[START OF The input]
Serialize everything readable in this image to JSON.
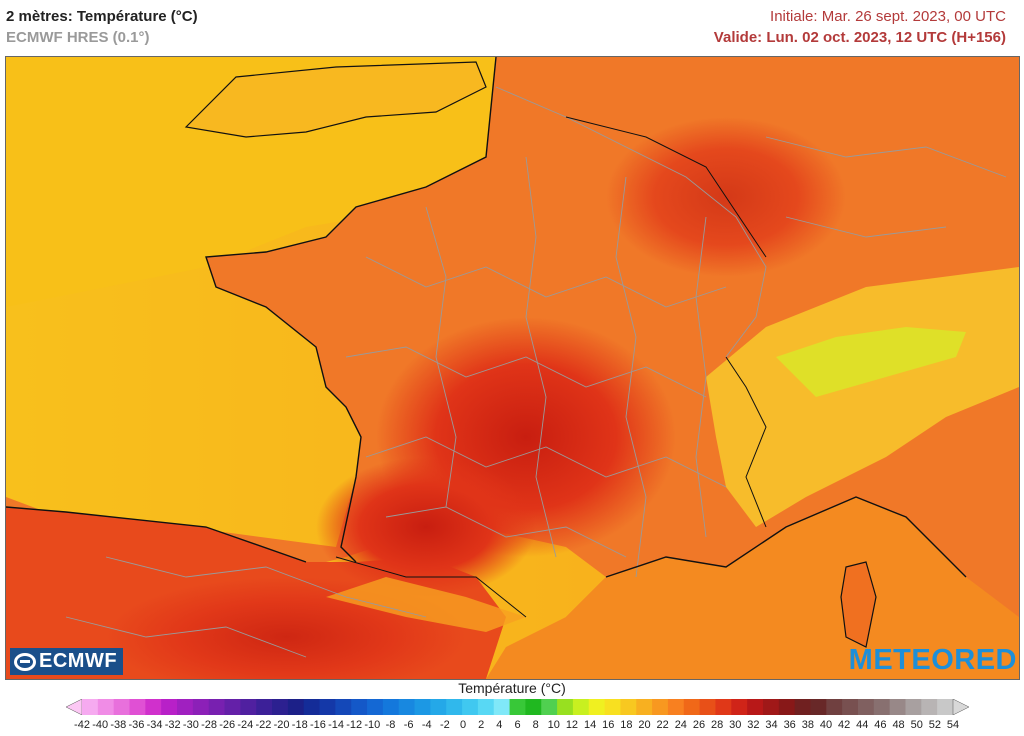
{
  "header": {
    "title": "2 mètres: Température (°C)",
    "model": "ECMWF HRES (0.1°)",
    "initial": "Initiale: Mar. 26 sept. 2023, 00 UTC",
    "valid": "Valide: Lun. 02 oct. 2023, 12 UTC (H+156)"
  },
  "logos": {
    "left": "ECMWF",
    "right": "METEORED"
  },
  "legend": {
    "title": "Température (°C)",
    "min": -42,
    "max": 54,
    "step": 2,
    "colors": [
      "#fcc8f4",
      "#f6aaf0",
      "#f08ce6",
      "#e870dc",
      "#e050d4",
      "#d030cc",
      "#b820c8",
      "#a020c0",
      "#8c20b8",
      "#7820b0",
      "#6420a8",
      "#5020a0",
      "#3c2098",
      "#2c2090",
      "#1c2088",
      "#142c98",
      "#1438a8",
      "#1448b8",
      "#1458c8",
      "#1468d4",
      "#1478dc",
      "#1888e0",
      "#1c98e4",
      "#24a8e8",
      "#30b8ec",
      "#40c8f0",
      "#58d8f4",
      "#80e8f8",
      "#38c838",
      "#20b820",
      "#50d050",
      "#98e020",
      "#c8f020",
      "#f0f020",
      "#f8e020",
      "#f8c820",
      "#f8b020",
      "#f89820",
      "#f88020",
      "#f06818",
      "#e85018",
      "#e03818",
      "#d02418",
      "#b81818",
      "#a01818",
      "#881818",
      "#702020",
      "#682828",
      "#704040",
      "#785050",
      "#806060",
      "#887070",
      "#988888",
      "#a8a0a0",
      "#b8b4b4",
      "#c8c8c8",
      "#d8d8d8"
    ],
    "ticks": [
      -42,
      -40,
      -38,
      -36,
      -34,
      -32,
      -30,
      -28,
      -26,
      -24,
      -22,
      -20,
      -18,
      -16,
      -14,
      -12,
      -10,
      -8,
      -6,
      -4,
      -2,
      0,
      2,
      4,
      6,
      8,
      10,
      12,
      14,
      16,
      18,
      20,
      22,
      24,
      26,
      28,
      30,
      32,
      34,
      36,
      38,
      40,
      42,
      44,
      46,
      48,
      50,
      52,
      54
    ]
  },
  "map": {
    "region": "France",
    "ocean_color": "#f8b41c",
    "land_warm_color": "#f07020",
    "land_hot_color": "#e03418",
    "alps_color": "#f8d830"
  }
}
[END OF The input]
• **What you need to do**
Select all lines in the listing that include the word "Température".

• **Exercise result**
    "title": "2 mètres: Température (°C)",
    "title": "Température (°C)",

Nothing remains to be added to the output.